Supplied data:
BEGIN

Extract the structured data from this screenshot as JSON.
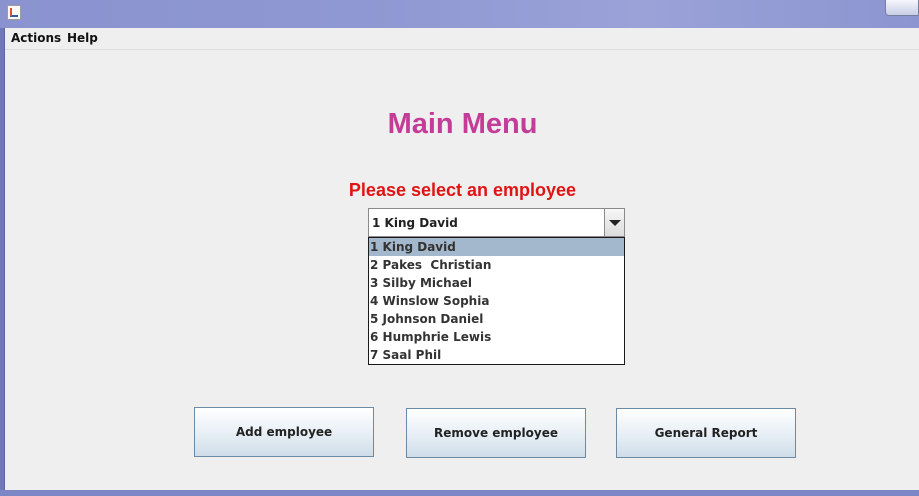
{
  "window": {
    "title": "",
    "app_icon": "java-cup-icon",
    "controls_icon": "window-close-icon"
  },
  "menubar": {
    "items": [
      {
        "label": "Actions"
      },
      {
        "label": "Help"
      }
    ]
  },
  "main": {
    "title": "Main Menu",
    "title_color": "#c43b98",
    "select_label": "Please select an employee",
    "select_label_color": "#e01414",
    "combo": {
      "selected": "1 King David",
      "options": [
        "1 King David",
        "2 Pakes  Christian",
        "3 Silby Michael",
        "4 Winslow Sophia",
        "5 Johnson Daniel",
        "6 Humphrie Lewis",
        "7 Saal Phil"
      ],
      "highlight_color": "#a3b8cc"
    },
    "buttons": {
      "add": "Add employee",
      "remove": "Remove employee",
      "report": "General Report"
    }
  }
}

END

Description of the task:
The material above holds pictures; copy everything else in it exactly.

Solution to this problem:
Extract the structured data from this screenshot as JSON.
{
  "window": {
    "title": "",
    "app_icon": "java-cup-icon",
    "controls_icon": "window-close-icon"
  },
  "menubar": {
    "items": [
      {
        "label": "Actions"
      },
      {
        "label": "Help"
      }
    ]
  },
  "main": {
    "title": "Main Menu",
    "title_color": "#c43b98",
    "select_label": "Please select an employee",
    "select_label_color": "#e01414",
    "combo": {
      "selected": "1 King David",
      "options": [
        "1 King David",
        "2 Pakes  Christian",
        "3 Silby Michael",
        "4 Winslow Sophia",
        "5 Johnson Daniel",
        "6 Humphrie Lewis",
        "7 Saal Phil"
      ],
      "highlight_color": "#a3b8cc"
    },
    "buttons": {
      "add": "Add employee",
      "remove": "Remove employee",
      "report": "General Report"
    }
  }
}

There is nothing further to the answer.